* **Reading passage**:
+ + +

When I was a child I didn’t pay much attention to when the sun rose and when it set. Oh sure, as a teen I hated getting up early to go to school, no matter what the season. It is different now, particularly as I am a senior and one of the banes of being a senior is you don’t get as much sleep as you used to. More than that, as a senior with limited eyesight, I hate it getting dark so early evenings in the late fall and winter. Well, now we are getting a reprieve – drumroll here –
DAYLIGHT SAVINGS STARTS THIS WEEKEND IN CANADA.
Well sort of. There are still parts of Canada that ignore Daylight Savings Time and stay on standard time. How can they? How can they put up with the shorter evenings in spring and summer? It’s true that at the start of the switch to Daylight Savings Time, you may get up in the dark – depending on when you get up. If I stay in bed about 10 minutes more than my usual wakeup/get up time, it will start to be daylight. And the daylight will just increase at both ends of the day in the next few months. It will be glorious to go out in the evening in daylight, even just to go grocery shopping. I don’t grocery shop in malls, so enter grocery stores and small shops from the street. So the potential for lots of daylight evening strolls is there.
I feel I am literally living in the dark evenings in winter. Even when I stay in and am working on my writing, or editing a client’s manuscript, I hate doing it in dark late afternoons or early evenings – artificial light, not matter how great just doesn’t do it for me. When the sun is shining in the evening I feel like I’m shining; I feel like I am living a lighter life with some promise. And when gardening season gets going (i.e. snow and all that other winter weather crap is gone for another season) I am out in the garden and just enjoying it all.

+ + +

* **Given records**:

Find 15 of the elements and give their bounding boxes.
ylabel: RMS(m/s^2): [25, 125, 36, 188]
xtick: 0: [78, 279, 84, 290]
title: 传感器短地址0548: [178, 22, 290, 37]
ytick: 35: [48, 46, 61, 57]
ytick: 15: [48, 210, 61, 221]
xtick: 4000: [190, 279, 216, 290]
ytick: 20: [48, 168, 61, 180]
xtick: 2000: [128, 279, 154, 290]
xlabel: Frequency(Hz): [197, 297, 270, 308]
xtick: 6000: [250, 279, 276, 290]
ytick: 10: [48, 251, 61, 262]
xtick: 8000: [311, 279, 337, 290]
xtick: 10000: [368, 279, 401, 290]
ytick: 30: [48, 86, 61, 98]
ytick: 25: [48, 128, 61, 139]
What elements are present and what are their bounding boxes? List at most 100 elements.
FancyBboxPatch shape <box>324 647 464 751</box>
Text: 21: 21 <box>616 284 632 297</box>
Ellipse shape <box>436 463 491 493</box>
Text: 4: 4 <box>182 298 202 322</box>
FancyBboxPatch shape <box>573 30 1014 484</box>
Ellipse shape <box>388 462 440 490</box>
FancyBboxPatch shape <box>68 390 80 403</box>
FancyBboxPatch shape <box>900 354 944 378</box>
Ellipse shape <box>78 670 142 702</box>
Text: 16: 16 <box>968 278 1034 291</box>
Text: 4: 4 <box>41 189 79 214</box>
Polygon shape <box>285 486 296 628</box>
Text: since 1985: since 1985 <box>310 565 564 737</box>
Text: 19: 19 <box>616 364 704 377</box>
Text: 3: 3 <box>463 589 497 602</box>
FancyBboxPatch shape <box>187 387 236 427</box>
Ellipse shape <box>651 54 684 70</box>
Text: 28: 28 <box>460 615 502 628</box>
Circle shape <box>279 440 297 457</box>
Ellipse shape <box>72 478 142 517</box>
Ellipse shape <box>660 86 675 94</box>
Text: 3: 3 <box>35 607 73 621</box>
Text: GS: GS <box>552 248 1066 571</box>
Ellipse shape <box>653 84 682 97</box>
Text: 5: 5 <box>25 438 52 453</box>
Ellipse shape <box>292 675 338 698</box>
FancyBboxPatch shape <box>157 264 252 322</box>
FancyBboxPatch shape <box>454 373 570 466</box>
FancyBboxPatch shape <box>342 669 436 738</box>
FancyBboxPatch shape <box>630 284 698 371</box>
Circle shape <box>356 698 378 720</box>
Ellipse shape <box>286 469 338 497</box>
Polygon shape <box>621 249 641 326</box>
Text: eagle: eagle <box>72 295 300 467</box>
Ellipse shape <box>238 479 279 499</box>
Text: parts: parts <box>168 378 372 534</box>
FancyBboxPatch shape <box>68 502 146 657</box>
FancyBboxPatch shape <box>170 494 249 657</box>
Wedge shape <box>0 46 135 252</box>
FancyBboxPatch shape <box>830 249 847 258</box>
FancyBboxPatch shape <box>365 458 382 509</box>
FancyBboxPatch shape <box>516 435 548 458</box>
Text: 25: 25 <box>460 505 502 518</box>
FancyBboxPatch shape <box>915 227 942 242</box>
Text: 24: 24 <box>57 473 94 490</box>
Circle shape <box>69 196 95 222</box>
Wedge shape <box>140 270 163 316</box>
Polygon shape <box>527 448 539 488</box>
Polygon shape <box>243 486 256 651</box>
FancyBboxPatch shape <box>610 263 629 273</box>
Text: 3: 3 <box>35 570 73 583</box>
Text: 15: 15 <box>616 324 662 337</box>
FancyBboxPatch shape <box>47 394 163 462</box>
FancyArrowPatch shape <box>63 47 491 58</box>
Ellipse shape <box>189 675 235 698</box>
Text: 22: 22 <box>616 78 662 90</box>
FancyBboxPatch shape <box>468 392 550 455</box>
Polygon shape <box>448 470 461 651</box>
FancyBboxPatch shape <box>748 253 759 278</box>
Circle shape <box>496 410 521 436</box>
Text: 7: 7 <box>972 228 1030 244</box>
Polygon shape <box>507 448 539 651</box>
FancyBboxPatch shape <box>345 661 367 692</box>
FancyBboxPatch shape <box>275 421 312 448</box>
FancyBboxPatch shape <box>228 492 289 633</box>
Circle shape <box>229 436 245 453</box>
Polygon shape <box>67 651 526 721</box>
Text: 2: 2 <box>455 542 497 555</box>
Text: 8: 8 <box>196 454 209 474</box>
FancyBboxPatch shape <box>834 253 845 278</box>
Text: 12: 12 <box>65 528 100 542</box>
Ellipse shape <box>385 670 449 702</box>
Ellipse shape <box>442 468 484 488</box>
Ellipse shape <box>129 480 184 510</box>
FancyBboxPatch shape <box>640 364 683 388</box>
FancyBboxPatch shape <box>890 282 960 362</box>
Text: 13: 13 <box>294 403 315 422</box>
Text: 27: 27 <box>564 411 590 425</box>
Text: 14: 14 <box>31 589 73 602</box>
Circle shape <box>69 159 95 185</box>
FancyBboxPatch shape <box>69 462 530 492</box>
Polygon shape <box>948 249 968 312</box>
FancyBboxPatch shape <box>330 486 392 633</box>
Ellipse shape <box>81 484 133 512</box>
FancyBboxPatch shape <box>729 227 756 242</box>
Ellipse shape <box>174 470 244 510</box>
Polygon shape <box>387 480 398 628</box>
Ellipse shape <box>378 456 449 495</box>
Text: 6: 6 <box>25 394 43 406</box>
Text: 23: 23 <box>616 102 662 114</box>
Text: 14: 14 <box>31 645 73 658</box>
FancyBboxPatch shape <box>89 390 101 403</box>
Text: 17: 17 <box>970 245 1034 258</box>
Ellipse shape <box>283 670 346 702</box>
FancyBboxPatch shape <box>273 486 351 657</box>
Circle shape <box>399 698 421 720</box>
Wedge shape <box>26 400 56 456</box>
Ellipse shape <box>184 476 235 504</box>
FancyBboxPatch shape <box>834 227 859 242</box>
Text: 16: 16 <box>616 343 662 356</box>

+ + +

* **Instruction**: In the piece about Daylight Savings Time, what happens when the writer stays in bed about 10 minutes past the usual wake-up time?

* **Answer to the exercise**: It starts to be daylight.